- _Exercise goal_
Only the number is wanted: how many lines contain the word "total"?

[START Material supplied]

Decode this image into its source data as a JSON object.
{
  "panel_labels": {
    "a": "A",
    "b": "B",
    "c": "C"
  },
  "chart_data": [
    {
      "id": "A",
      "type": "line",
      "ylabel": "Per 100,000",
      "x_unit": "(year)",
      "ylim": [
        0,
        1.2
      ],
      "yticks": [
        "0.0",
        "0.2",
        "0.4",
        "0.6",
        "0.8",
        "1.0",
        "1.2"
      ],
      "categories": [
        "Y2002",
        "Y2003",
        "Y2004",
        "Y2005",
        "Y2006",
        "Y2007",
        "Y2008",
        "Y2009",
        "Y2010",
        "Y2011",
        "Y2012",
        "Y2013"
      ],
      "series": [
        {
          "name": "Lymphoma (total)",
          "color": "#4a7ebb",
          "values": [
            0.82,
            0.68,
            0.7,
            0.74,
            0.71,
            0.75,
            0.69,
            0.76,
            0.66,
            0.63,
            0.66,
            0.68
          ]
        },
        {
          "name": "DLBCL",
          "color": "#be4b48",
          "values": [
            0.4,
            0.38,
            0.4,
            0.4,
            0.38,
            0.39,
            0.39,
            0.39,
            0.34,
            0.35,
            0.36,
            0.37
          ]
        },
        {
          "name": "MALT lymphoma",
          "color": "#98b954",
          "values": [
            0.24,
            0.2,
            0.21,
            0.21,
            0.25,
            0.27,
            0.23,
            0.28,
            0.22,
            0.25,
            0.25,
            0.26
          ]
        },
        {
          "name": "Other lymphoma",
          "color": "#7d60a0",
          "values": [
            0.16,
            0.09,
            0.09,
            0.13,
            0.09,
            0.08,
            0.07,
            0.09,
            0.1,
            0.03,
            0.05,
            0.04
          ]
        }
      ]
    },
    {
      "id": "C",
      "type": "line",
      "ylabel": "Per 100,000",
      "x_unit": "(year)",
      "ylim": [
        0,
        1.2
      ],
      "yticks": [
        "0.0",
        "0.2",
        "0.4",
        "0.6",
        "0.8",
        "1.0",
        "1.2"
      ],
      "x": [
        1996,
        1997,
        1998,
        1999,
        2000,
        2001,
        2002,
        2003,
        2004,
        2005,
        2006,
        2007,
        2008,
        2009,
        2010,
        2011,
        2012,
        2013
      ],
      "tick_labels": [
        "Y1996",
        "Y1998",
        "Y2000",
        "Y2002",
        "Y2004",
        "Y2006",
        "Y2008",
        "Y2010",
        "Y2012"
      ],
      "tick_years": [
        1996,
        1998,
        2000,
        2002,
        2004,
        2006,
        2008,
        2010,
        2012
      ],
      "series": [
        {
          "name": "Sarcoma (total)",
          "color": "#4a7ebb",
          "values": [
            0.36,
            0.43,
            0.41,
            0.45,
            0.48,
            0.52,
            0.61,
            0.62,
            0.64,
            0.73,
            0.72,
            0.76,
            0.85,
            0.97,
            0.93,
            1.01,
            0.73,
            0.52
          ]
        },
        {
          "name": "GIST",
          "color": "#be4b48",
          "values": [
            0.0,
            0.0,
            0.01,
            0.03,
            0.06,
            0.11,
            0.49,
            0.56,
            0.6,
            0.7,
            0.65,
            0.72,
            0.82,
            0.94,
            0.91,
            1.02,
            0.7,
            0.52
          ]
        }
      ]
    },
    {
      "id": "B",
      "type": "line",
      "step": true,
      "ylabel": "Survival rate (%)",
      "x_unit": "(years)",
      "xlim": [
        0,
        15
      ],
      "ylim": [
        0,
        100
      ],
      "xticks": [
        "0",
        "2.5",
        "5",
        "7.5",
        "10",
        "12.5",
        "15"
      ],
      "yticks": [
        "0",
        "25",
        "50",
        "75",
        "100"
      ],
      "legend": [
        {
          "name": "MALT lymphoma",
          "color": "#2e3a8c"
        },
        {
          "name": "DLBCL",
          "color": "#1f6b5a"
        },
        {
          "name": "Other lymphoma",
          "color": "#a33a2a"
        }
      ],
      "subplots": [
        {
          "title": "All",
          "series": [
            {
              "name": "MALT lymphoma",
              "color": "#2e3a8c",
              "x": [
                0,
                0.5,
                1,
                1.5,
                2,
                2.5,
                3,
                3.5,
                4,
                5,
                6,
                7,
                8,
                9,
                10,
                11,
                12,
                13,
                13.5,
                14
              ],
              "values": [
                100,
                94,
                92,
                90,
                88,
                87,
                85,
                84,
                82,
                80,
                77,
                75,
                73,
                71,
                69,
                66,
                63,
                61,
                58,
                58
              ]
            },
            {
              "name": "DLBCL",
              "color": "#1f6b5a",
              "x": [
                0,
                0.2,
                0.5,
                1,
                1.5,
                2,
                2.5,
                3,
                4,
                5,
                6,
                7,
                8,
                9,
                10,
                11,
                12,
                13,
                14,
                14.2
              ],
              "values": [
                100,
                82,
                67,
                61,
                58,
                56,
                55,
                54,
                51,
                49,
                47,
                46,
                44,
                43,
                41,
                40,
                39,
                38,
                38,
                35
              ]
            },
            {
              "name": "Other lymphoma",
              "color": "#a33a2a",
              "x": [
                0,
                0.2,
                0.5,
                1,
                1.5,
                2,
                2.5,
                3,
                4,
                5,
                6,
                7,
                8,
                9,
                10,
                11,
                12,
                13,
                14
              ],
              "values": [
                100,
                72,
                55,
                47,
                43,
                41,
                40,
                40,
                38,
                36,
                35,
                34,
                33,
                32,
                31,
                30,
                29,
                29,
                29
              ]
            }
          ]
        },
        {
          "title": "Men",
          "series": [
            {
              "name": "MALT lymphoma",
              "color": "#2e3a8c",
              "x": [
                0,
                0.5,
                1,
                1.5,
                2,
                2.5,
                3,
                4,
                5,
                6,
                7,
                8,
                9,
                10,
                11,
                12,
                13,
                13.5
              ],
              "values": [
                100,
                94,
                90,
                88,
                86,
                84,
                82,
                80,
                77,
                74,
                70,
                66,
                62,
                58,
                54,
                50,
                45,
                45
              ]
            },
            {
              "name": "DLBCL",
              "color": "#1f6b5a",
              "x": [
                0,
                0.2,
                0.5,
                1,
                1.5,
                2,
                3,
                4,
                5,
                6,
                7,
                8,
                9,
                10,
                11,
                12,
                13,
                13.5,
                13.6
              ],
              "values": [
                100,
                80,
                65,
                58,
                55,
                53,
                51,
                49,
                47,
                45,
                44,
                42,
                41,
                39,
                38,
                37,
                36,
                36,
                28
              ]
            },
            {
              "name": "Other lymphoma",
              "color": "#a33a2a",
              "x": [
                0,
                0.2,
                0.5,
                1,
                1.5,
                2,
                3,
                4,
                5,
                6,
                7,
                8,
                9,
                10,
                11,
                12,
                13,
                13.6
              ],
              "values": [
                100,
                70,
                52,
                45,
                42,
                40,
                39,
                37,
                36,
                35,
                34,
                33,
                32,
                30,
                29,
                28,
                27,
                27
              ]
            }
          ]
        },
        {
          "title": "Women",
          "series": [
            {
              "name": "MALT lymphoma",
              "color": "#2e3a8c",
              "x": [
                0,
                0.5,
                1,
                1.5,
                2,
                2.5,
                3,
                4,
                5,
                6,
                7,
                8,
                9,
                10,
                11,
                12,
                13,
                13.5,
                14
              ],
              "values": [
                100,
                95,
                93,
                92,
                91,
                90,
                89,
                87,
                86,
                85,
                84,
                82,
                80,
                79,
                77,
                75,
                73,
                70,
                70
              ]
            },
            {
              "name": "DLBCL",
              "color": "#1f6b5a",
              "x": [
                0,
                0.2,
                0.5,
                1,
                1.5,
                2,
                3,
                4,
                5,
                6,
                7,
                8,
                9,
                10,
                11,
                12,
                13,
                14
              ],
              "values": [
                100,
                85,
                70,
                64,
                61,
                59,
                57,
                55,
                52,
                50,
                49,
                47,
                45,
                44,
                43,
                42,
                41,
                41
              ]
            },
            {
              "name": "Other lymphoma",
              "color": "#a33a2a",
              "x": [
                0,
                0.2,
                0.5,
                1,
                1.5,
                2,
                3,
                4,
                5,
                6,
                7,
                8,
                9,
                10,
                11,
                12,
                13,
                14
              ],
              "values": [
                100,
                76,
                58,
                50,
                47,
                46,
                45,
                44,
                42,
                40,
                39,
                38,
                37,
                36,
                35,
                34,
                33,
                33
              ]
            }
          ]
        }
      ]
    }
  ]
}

[END Material supplied]

- _Result for this exercise_
2